◆ SELECTED EXCERPT ◆
ITEM 3. SOURCE AND AMOUNT OF FUNDS OR OTHER CONSIDERATION.
Except for the stock options, which were granted to Mr. Sternbach
pursuant to the Company's stock option plans, Mr. Sternbach acquired the
Company's Common Stock with personal funds.
ITEM 4. PURPOSE OF TRANSACTION.
The securities of the Company held by Mr. Sternbach were acquired and
are being held, as an investment. Except as described below, Mr. Sternbach has
no present plans or proposals which relate to or would result in: (a) the
acquisition or disposition by any person of additional securities of the Company
(although Mr. Sternbach retains the right, which he may exercise at any time or
from time to time, in his discretion, to exercise the stock options owned by him
and to purchase or sell equity securities of the Company owned by him in open
market or in privately negotiated transactions as circumstances warrant), (b) an
extraordinary corporate transaction, such as a merger, reorganization or
liquidation involving the Company or any of its subsidiaries, (c) a sale or
transfer of a material amount of assets of the Company or of any of its
subsidiaries, (d) any change in the present board of directors or management of
the Company, including any plans or proposals to change the number or term of
directors or to fill any existing vacancies on the board, (e) any material
change in the present capitalization or dividend policy of the Company, (f) any
other material change in the Company's business or corporate structure, (g) any
change in the Company's charter, by-laws or instruments corresponding thereto or
other actions which may impede the acquisition of control of the Company by any
person, (h) causing a class of securities of the Company to be delisted from a
national securities exchange or cease being authorized to be quoted in an
inter-dealer quotation system of a registered national securities association,
(i) a class of equity securities of the Company becoming eligible for
termination of registration pursuant to Section 12(g)(4) of the Securities
Exchange Act of 1934 or (j) any action similar to any of those enumerated above.

◆ EXERCISES ◆
• a. Decide whether each statement below agrees with the excerpt on Mr. Sternbach's securities, answering yes or no and quoting the words of the excerpt that decide it: (i) Mr. Sternbach paid for the stock options with personal funds. (ii) Mr. Sternbach holds the Company's securities as an investment. (iii) Mr. Sternbach may sell equity securities of the Company that he owns in privately negotiated transactions.
• b. Carry the excerpt on Mr. Sternbach's securities forward, starting after its final sentence.

◆ EXTRACTED INFORMATION ◆
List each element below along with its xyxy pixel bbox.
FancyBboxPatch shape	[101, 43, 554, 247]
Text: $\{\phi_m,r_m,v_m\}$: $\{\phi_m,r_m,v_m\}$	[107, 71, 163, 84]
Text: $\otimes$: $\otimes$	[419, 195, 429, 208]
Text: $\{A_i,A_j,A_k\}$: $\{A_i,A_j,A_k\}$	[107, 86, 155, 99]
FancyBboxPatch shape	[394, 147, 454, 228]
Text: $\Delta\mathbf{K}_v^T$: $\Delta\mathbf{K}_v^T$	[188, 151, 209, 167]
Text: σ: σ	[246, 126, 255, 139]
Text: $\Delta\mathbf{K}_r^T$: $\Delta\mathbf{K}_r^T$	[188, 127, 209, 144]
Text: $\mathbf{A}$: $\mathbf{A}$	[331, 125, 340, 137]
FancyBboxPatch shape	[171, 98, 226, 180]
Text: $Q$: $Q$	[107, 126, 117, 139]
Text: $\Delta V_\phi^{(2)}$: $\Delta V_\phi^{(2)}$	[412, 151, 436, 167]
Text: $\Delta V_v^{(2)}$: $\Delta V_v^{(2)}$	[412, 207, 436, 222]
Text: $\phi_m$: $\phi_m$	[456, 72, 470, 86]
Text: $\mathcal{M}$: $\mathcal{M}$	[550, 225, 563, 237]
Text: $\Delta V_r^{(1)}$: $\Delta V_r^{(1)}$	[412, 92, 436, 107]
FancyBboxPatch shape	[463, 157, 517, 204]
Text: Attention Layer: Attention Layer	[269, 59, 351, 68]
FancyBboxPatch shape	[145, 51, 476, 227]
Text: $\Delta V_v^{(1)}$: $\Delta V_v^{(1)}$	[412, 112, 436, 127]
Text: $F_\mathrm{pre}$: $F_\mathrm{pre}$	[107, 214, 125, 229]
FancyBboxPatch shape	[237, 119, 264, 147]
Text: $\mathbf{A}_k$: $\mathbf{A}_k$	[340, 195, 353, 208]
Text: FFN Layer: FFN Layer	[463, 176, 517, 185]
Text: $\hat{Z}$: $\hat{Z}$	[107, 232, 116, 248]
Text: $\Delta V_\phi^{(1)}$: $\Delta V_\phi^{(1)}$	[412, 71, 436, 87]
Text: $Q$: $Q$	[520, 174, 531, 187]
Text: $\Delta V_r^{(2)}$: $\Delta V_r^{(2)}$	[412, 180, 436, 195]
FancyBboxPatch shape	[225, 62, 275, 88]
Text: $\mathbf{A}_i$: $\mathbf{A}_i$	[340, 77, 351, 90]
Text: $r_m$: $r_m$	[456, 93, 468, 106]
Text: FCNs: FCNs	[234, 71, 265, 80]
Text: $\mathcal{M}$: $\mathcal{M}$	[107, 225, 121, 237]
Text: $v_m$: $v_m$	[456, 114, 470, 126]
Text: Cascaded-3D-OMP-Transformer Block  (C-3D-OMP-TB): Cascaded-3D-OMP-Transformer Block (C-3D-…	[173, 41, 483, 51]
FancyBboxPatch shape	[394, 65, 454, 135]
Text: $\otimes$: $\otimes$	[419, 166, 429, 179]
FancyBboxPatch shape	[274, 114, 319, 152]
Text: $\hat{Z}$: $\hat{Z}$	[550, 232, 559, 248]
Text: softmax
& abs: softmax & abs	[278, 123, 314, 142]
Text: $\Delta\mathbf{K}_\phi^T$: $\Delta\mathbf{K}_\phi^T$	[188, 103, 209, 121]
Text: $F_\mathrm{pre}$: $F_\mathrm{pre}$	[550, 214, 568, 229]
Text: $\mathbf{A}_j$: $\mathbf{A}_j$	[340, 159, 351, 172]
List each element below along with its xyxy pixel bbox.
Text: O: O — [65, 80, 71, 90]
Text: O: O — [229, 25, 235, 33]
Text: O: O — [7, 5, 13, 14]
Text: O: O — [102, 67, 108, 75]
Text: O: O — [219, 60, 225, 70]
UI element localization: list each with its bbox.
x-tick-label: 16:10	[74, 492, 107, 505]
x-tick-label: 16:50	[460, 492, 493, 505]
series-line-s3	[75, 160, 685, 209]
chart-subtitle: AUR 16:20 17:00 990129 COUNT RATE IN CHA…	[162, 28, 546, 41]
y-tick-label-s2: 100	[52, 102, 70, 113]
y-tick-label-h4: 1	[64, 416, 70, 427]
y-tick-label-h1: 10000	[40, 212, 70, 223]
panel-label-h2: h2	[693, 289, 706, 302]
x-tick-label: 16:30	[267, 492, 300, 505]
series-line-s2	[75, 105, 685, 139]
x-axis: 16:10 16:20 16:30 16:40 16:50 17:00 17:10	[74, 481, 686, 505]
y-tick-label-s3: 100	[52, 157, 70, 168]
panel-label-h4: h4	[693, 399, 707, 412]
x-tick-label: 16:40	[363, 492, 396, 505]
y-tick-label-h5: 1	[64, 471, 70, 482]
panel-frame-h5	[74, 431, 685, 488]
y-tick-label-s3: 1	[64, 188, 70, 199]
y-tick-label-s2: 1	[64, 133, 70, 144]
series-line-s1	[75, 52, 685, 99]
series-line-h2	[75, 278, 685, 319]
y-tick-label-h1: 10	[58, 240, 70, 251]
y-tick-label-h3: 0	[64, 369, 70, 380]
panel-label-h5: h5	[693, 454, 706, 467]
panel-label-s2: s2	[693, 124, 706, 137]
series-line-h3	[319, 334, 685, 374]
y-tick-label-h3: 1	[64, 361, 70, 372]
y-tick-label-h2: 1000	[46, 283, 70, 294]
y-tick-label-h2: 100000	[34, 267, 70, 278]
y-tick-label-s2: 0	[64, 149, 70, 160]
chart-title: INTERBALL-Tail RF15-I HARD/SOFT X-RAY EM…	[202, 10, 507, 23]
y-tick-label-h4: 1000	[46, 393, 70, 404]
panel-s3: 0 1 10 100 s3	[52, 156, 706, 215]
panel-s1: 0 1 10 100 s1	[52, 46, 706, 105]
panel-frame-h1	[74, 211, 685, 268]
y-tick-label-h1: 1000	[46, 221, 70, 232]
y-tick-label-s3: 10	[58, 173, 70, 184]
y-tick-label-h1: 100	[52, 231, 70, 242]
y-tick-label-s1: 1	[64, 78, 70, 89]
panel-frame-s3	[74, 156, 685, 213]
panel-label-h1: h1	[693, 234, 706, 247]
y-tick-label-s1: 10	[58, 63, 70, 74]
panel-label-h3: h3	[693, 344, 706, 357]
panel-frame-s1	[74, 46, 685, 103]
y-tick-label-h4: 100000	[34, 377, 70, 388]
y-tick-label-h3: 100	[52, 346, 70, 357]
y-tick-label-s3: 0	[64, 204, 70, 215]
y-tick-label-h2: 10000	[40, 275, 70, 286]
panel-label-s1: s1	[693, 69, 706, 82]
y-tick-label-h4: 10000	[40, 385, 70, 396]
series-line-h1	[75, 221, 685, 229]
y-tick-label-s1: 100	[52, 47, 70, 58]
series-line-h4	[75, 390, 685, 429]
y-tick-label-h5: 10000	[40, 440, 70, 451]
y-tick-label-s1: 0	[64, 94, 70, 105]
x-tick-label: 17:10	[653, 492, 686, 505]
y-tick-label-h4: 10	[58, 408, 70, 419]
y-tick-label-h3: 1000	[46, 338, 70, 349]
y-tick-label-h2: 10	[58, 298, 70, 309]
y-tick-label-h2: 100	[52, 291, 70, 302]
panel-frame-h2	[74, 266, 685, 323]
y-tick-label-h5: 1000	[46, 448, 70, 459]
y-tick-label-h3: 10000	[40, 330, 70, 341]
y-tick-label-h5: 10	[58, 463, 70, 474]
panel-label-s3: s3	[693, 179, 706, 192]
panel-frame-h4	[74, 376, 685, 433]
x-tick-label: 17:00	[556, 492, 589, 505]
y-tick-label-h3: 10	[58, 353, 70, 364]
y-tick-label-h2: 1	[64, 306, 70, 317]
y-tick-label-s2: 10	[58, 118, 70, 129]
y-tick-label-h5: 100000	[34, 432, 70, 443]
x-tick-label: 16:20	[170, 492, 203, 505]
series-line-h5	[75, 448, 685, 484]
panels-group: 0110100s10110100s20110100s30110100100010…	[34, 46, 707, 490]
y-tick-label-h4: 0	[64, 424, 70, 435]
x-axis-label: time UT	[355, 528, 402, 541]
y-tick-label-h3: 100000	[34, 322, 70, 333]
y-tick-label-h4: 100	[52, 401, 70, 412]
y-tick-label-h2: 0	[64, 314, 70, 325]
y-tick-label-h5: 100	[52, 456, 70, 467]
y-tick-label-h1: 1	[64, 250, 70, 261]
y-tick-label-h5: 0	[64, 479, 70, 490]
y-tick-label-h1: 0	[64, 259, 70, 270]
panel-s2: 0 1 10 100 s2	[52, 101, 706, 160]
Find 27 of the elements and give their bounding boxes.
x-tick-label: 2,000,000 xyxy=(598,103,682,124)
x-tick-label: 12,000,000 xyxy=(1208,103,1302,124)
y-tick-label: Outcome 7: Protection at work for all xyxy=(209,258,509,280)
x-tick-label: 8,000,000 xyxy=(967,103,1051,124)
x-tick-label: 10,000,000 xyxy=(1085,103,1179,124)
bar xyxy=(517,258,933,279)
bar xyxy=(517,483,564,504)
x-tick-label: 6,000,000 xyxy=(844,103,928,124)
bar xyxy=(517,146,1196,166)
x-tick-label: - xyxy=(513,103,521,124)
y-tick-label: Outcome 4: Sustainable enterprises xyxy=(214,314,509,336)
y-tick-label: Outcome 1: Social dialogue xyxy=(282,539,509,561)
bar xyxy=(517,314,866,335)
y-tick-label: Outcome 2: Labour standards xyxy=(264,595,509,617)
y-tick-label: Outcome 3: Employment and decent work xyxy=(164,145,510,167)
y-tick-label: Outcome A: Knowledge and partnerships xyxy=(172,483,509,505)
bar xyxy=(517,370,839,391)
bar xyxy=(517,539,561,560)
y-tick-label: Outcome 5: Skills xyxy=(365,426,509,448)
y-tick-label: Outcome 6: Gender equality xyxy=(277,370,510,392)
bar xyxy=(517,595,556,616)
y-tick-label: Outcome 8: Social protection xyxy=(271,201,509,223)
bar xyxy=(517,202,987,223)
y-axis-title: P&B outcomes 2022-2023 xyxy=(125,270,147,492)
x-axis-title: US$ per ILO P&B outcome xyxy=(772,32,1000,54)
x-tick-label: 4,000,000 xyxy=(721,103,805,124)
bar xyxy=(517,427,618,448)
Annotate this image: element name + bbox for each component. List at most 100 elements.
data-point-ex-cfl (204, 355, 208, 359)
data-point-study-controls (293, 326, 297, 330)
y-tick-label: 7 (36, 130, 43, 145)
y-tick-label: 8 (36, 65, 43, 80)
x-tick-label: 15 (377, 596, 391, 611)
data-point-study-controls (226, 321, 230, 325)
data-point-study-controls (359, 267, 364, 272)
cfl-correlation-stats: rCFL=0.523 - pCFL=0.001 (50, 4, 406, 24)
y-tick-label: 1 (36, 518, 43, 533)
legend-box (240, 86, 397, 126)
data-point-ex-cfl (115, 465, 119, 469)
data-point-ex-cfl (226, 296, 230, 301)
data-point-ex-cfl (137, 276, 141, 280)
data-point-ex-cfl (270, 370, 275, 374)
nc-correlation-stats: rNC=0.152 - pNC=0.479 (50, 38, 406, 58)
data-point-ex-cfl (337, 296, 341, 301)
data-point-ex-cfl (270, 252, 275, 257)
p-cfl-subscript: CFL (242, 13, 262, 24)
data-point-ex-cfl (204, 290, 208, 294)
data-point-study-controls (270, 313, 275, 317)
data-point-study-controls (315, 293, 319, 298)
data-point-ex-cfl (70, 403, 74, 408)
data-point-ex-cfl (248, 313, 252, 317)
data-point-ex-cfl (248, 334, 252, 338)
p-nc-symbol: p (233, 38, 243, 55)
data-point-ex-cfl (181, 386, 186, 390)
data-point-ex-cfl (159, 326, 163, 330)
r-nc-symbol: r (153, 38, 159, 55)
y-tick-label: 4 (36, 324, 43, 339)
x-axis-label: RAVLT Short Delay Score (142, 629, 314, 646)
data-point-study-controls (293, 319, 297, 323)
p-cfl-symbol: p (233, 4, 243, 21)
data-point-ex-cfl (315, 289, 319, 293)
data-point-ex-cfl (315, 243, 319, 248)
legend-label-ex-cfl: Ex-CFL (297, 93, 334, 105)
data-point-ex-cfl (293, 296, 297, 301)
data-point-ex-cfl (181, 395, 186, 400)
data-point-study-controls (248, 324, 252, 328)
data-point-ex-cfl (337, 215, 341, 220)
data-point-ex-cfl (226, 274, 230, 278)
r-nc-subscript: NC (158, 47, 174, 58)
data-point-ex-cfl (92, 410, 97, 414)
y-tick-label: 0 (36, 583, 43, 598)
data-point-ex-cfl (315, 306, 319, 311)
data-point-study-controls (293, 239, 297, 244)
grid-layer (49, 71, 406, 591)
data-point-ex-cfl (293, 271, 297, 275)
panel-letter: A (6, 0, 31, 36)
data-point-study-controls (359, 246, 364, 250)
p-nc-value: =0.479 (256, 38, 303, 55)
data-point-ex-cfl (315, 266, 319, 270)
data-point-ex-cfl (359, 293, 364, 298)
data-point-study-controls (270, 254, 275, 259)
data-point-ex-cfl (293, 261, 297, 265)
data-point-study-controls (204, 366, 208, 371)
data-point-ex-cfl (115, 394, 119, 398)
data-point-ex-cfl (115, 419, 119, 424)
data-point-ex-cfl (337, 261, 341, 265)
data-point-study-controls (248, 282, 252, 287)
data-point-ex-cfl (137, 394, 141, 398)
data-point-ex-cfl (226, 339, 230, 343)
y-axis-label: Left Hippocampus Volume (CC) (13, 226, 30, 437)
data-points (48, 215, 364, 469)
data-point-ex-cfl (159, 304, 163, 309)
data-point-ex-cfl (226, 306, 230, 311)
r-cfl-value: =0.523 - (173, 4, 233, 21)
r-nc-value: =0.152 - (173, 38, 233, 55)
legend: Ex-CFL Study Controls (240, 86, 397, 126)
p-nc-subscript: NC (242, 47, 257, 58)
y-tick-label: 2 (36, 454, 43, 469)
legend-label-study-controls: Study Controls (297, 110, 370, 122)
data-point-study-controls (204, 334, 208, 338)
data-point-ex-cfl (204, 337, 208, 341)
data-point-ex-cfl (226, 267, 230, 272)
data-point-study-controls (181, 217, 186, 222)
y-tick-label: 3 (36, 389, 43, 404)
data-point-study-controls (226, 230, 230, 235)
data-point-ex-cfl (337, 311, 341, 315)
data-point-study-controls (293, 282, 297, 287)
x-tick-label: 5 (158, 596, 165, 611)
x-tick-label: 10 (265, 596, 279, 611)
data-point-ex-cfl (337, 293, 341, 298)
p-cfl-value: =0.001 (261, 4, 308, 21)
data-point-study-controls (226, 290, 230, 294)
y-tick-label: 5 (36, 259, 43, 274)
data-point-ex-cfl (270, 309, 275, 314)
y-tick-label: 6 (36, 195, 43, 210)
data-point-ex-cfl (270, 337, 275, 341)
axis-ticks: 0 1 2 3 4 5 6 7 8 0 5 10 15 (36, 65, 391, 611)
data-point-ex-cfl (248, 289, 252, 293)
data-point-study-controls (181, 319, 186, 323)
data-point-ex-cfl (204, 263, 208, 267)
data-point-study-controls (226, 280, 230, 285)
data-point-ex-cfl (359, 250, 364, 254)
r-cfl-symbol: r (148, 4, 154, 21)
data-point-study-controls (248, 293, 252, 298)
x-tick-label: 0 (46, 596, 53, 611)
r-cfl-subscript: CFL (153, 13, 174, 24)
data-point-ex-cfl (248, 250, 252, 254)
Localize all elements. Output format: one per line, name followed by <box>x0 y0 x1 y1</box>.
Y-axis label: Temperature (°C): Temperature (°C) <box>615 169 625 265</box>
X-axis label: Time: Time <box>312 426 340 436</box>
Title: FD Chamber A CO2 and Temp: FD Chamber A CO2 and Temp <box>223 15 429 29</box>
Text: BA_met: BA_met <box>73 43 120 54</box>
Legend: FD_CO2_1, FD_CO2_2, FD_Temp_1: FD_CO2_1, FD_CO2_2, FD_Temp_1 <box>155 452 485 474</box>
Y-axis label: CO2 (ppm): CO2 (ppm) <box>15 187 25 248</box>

◆ ANSWERS FOR THE EXERCISE ◆
• a.
(i) No: "Except for the stock options, which were granted to Mr. Sternbach pursuant to the Company's stock option plans"
(ii) Yes: "were acquired and are being held, as an investment"
(iii) Yes: "to purchase or sell equity securities of the Company owned by him in open market or in privately negotiated transactions as circumstances warrant"

• b.
In February 1996, the Company entered into an Agreement and Plan of
Merger (the "Merger Agreement") with Amserv Healthcare, Inc. ("Amserv"), whereby
the Company agreed, subject to certain conditions, to acquire Amserv by means of
a merger (the "Merger"). Amserv is a California-based provider of home
healthcare services with annual revenues of approximately $12 million. Pursuant
to the terms of the Merger Agreement, stockholders of Amserv will receive 0.4090
shares of the Company's common stock for each share of Amserv common stock. In
connection with the Merger, Mr. Sternbach entered into an agreement (the "Voting
Agreement") pursuant to which he has agreed to vote (or cause to be voted) the
shares of Common Stock of which he is the direct beneficial owner in favor of
the Merger and the matters related thereto and has granted an irrevocable proxy
to vote his shares in such a manner.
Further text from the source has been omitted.